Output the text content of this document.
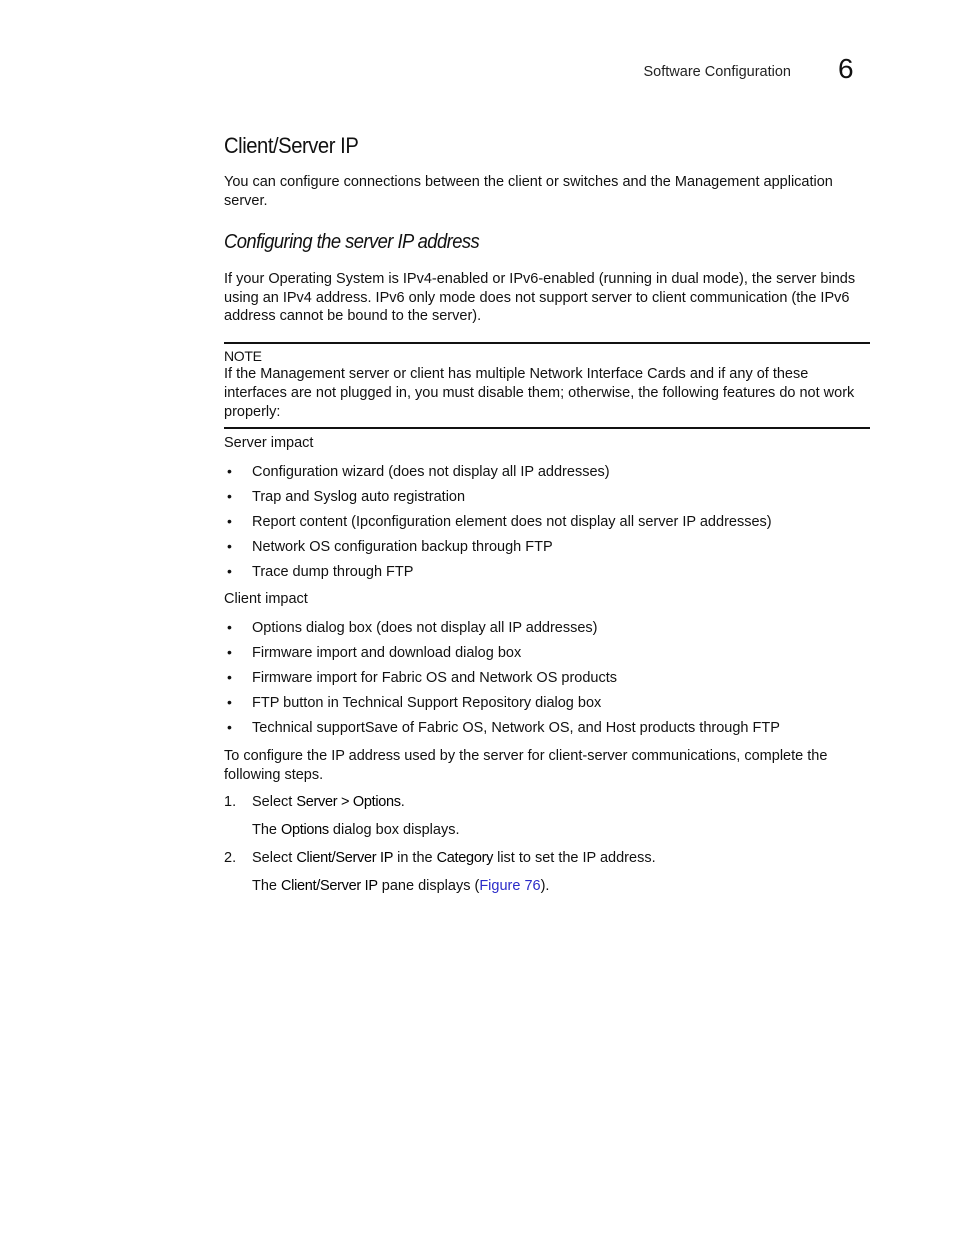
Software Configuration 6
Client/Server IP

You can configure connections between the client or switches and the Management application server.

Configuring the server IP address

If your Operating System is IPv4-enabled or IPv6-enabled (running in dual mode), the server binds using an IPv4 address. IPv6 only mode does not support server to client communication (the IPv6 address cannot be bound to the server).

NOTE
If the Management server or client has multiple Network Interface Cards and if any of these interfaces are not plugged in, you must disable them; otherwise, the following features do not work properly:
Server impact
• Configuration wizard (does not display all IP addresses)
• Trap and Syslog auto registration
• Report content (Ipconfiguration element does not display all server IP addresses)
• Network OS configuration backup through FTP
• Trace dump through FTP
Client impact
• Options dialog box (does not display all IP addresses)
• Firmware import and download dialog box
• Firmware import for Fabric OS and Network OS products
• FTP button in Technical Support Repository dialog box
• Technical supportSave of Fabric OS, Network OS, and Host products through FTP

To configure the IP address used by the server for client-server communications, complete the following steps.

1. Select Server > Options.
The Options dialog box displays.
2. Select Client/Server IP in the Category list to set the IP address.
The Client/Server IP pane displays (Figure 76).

---

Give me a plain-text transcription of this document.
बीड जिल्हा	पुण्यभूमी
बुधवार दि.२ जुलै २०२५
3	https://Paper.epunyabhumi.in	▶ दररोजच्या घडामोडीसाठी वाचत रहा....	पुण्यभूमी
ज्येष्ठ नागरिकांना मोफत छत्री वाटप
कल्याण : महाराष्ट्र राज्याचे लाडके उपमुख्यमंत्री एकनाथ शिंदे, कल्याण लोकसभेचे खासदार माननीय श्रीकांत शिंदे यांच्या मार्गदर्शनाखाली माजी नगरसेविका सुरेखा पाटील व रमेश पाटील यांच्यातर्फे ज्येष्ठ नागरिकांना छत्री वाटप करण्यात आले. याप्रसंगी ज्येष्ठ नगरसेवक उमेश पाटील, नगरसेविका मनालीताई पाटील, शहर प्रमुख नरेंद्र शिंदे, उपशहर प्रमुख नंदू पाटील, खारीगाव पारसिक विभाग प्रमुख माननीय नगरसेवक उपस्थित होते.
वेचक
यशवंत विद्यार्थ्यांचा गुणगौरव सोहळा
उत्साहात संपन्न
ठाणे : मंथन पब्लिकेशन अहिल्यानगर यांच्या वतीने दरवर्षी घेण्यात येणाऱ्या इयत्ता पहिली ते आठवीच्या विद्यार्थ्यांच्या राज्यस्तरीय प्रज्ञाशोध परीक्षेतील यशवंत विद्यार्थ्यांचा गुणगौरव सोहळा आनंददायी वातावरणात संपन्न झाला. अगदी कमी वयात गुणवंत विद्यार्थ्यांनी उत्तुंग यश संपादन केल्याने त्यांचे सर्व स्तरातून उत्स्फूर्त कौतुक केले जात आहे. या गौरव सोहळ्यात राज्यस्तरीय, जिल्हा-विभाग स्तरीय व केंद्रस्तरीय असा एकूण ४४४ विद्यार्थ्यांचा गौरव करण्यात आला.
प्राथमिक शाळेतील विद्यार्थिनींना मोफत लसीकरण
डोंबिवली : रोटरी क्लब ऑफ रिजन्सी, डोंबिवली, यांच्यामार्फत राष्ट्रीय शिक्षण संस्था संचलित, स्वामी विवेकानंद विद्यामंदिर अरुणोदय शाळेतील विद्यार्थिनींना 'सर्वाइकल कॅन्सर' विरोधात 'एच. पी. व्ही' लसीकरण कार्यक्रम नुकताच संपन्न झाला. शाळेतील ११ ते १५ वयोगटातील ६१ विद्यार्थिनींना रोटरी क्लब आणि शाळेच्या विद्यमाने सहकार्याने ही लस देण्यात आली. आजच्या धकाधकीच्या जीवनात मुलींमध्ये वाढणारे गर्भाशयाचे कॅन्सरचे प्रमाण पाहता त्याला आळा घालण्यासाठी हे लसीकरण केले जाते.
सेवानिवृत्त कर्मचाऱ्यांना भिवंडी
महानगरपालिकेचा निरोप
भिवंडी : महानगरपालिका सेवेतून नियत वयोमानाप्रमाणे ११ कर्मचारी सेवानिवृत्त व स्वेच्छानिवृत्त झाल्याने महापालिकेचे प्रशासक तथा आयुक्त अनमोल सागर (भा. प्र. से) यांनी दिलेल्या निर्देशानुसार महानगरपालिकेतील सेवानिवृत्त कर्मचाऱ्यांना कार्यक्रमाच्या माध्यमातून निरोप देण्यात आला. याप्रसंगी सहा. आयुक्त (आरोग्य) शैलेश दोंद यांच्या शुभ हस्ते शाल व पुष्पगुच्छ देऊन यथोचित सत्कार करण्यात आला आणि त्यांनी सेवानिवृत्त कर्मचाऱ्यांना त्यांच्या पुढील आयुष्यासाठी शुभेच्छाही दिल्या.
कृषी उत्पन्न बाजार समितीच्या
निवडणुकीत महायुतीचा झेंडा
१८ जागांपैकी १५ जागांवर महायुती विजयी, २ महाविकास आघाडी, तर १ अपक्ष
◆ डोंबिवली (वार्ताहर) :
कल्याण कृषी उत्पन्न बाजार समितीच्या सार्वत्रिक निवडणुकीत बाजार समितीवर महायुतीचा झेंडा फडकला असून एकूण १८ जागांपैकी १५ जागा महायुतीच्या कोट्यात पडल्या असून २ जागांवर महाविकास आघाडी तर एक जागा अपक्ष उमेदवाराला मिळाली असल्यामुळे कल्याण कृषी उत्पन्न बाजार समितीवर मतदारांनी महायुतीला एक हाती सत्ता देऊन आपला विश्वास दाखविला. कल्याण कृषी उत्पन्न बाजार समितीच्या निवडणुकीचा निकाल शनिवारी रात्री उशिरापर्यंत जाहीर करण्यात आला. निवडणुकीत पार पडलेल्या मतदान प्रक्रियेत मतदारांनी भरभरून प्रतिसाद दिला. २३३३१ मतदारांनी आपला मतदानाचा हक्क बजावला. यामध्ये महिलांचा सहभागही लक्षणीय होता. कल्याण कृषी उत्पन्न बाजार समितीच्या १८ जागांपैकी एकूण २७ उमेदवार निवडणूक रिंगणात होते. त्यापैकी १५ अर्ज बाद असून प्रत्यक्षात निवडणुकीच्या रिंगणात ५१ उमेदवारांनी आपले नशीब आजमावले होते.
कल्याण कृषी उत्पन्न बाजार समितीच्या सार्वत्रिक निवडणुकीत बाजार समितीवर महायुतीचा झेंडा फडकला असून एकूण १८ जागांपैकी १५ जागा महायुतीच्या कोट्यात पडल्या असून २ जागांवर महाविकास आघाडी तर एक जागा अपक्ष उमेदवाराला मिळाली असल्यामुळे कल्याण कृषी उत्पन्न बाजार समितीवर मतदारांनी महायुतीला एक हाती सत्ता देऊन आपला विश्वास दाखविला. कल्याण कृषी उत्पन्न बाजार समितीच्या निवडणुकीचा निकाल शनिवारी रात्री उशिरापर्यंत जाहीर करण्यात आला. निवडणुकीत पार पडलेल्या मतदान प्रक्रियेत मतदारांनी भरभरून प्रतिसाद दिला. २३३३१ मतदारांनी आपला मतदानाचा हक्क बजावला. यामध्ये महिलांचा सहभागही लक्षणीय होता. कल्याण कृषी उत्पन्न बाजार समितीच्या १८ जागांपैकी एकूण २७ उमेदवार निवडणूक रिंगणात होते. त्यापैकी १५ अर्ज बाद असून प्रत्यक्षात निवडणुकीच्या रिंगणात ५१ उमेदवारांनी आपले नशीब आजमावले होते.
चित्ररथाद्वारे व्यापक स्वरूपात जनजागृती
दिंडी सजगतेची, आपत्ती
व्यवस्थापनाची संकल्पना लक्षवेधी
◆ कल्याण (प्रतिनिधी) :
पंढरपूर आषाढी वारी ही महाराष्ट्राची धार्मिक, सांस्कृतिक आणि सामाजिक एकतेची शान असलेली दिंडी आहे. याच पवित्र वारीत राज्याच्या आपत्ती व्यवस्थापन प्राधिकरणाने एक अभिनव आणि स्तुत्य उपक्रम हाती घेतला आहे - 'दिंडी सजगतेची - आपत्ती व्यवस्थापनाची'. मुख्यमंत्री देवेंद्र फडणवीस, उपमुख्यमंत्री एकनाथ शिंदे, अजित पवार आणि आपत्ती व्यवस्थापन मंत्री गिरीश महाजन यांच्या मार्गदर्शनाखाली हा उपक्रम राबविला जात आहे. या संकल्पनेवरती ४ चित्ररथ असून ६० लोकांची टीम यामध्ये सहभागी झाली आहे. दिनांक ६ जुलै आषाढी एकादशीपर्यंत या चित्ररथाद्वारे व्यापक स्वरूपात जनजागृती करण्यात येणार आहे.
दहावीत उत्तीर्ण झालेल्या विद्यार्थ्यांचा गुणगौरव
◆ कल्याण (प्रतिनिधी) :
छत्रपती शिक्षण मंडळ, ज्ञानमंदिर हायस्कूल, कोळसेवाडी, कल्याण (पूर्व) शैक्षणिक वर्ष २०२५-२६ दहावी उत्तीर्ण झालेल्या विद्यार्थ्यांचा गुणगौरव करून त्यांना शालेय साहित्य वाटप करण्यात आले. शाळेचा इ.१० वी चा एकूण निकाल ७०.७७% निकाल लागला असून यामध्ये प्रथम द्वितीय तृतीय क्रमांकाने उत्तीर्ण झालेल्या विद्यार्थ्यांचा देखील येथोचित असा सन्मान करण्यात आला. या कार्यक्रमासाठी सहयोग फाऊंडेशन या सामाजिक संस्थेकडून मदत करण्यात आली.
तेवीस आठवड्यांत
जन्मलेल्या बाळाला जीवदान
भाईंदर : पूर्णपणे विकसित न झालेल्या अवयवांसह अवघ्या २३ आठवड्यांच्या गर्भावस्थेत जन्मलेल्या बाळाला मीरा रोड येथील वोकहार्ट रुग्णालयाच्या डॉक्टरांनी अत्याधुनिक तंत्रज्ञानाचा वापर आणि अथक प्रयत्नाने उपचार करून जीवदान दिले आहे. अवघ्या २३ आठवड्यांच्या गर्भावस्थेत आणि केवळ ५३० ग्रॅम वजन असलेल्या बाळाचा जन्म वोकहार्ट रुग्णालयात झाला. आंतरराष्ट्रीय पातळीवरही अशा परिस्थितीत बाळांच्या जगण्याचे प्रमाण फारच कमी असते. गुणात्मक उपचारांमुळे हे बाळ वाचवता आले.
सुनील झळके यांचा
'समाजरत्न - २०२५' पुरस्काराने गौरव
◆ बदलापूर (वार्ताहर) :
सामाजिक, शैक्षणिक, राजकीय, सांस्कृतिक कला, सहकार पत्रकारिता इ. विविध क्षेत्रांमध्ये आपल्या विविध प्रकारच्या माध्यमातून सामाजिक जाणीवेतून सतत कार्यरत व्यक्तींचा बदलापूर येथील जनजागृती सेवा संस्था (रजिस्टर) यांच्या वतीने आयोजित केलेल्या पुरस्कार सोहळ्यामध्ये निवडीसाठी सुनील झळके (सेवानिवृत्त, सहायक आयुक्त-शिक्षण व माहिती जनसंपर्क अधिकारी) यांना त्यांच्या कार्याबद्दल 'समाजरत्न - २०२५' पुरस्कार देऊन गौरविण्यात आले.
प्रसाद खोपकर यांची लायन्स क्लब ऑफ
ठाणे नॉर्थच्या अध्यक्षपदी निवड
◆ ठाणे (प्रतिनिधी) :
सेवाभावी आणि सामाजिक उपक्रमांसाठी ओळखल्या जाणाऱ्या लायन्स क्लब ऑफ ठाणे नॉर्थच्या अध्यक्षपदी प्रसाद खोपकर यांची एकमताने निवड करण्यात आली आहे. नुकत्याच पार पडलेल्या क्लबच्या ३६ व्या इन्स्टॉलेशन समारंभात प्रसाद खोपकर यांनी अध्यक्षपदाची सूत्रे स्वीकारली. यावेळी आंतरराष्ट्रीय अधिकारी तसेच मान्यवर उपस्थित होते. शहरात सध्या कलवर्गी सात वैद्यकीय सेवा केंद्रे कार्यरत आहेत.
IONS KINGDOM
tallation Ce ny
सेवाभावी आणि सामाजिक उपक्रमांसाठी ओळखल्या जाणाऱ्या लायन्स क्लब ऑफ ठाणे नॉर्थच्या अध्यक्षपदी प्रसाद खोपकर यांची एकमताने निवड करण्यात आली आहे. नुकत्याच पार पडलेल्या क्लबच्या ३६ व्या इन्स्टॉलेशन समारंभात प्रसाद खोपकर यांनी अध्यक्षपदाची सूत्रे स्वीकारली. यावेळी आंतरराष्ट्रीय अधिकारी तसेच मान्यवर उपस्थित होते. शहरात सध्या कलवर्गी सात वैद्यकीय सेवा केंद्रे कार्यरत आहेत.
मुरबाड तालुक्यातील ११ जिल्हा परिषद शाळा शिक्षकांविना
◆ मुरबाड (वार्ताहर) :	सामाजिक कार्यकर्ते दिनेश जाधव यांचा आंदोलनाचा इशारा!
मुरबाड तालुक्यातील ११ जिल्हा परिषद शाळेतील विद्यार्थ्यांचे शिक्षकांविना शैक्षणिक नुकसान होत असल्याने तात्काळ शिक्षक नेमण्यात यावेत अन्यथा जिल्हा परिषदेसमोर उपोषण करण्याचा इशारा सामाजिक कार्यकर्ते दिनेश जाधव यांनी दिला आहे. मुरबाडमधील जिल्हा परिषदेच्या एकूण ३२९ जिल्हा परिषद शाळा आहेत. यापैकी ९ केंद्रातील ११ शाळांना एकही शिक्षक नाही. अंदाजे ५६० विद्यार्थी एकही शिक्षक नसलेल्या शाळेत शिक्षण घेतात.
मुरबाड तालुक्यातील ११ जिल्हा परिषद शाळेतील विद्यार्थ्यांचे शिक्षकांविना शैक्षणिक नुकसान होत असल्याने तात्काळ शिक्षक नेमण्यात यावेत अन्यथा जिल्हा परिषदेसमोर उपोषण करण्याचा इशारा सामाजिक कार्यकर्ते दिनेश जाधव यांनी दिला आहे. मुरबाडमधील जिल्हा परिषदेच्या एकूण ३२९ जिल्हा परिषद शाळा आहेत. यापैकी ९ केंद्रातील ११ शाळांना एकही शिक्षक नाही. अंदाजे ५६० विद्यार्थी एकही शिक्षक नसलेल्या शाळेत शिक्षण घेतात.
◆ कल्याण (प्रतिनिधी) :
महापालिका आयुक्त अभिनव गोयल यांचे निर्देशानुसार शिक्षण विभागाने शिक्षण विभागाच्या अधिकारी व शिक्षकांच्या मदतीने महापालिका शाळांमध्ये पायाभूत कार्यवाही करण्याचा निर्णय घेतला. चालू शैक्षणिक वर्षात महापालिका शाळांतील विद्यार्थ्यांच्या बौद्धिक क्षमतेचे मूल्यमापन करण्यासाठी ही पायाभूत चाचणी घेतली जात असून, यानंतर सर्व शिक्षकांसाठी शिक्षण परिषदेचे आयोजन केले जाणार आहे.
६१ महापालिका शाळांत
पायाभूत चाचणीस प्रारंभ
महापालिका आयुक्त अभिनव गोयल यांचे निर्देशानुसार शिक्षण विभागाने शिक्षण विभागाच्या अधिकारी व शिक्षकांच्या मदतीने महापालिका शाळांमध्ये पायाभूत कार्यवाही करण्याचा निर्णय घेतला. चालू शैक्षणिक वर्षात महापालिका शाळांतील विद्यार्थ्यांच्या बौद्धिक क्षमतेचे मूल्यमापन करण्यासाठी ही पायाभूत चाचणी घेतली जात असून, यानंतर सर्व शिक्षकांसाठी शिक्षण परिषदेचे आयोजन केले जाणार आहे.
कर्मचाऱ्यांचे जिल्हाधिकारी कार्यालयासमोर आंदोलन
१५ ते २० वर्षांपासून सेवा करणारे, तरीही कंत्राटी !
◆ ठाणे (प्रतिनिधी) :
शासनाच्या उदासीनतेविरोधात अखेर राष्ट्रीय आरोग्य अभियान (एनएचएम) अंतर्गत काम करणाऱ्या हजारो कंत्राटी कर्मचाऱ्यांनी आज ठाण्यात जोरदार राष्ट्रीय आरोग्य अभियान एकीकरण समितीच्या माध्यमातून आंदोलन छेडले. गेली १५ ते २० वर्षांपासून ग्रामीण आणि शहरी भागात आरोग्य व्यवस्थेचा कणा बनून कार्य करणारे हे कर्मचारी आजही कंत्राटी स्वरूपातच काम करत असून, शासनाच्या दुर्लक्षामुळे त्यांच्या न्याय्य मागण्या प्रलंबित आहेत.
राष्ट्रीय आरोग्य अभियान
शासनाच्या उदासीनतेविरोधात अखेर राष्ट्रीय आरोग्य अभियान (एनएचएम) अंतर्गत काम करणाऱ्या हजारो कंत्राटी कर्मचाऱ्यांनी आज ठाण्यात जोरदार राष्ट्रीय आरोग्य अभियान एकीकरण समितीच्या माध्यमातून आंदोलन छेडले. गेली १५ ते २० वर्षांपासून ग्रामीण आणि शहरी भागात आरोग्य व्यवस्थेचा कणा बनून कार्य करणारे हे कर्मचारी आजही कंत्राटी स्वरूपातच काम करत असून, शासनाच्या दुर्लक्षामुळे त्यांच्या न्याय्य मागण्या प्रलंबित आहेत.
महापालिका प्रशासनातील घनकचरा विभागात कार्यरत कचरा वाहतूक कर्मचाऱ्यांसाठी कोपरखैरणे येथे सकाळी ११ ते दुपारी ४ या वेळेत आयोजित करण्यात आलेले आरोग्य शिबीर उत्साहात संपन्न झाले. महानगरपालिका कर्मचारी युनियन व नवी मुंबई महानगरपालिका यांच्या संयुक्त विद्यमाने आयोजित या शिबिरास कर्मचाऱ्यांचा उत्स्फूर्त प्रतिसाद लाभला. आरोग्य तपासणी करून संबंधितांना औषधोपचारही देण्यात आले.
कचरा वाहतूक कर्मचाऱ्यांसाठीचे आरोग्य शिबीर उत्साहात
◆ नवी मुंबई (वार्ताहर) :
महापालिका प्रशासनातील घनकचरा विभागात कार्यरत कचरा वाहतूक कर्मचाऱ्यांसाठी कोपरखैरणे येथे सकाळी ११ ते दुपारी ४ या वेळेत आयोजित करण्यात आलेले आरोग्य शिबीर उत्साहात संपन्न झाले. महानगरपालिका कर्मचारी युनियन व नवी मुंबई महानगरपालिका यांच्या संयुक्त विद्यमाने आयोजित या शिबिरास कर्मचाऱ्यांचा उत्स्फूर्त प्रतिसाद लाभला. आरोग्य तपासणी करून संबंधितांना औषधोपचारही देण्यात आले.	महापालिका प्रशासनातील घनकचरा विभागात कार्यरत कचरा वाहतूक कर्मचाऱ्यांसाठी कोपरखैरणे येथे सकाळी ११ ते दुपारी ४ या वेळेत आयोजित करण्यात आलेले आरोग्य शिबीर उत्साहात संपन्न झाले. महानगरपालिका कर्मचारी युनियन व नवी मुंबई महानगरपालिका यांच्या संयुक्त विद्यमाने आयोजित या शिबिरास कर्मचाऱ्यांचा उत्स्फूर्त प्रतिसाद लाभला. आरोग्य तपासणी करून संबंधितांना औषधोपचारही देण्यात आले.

Short task
Please list every line of the records that contains "Select".

Finished answer
1. Select Server > Options.
2. Select Client/Server IP in the Category list to set the IP address.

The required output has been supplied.